* start Data supplied *

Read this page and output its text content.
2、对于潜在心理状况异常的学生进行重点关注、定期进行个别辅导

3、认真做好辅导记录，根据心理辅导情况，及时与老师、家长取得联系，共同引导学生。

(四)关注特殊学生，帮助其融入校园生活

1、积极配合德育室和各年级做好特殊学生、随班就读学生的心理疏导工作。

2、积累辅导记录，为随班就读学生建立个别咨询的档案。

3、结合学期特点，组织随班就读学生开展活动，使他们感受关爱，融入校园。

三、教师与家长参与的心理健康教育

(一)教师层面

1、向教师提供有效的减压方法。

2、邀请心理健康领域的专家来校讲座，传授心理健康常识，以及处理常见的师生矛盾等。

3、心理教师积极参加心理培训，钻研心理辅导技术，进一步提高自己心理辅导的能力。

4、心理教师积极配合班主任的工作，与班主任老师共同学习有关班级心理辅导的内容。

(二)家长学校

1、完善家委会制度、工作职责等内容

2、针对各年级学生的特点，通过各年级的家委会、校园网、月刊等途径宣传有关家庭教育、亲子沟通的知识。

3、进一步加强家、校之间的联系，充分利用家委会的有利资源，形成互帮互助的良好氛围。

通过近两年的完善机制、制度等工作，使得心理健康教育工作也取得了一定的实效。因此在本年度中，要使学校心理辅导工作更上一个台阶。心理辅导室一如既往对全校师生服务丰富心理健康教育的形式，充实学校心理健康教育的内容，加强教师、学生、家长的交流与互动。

* end Data supplied *

§ Short exercise: Copy out the material word for word and line for line.

§ Response to this exercise:
Read this page and output its text content.
2、对于潜在心理状况异常的学生进行重点关注、定期进行个别辅导

3、认真做好辅导记录，根据心理辅导情况，及时与老师、家长取得联系，共同引导学生。

(四)关注特殊学生，帮助其融入校园生活

1、积极配合德育室和各年级做好特殊学生、随班就读学生的心理疏导工作。

2、积累辅导记录，为随班就读学生建立个别咨询的档案。

3、结合学期特点，组织随班就读学生开展活动，使他们感受关爱，融入校园。

三、教师与家长参与的心理健康教育

(一)教师层面

1、向教师提供有效的减压方法。

2、邀请心理健康领域的专家来校讲座，传授心理健康常识，以及处理常见的师生矛盾等。

3、心理教师积极参加心理培训，钻研心理辅导技术，进一步提高自己心理辅导的能力。

4、心理教师积极配合班主任的工作，与班主任老师共同学习有关班级心理辅导的内容。

(二)家长学校

1、完善家委会制度、工作职责等内容

2、针对各年级学生的特点，通过各年级的家委会、校园网、月刊等途径宣传有关家庭教育、亲子沟通的知识。

3、进一步加强家、校之间的联系，充分利用家委会的有利资源，形成互帮互助的良好氛围。

通过近两年的完善机制、制度等工作，使得心理健康教育工作也取得了一定的实效。因此在本年度中，要使学校心理辅导工作更上一个台阶。心理辅导室一如既往对全校师生服务丰富心理健康教育的形式，充实学校心理健康教育的内容，加强教师、学生、家长的交流与互动。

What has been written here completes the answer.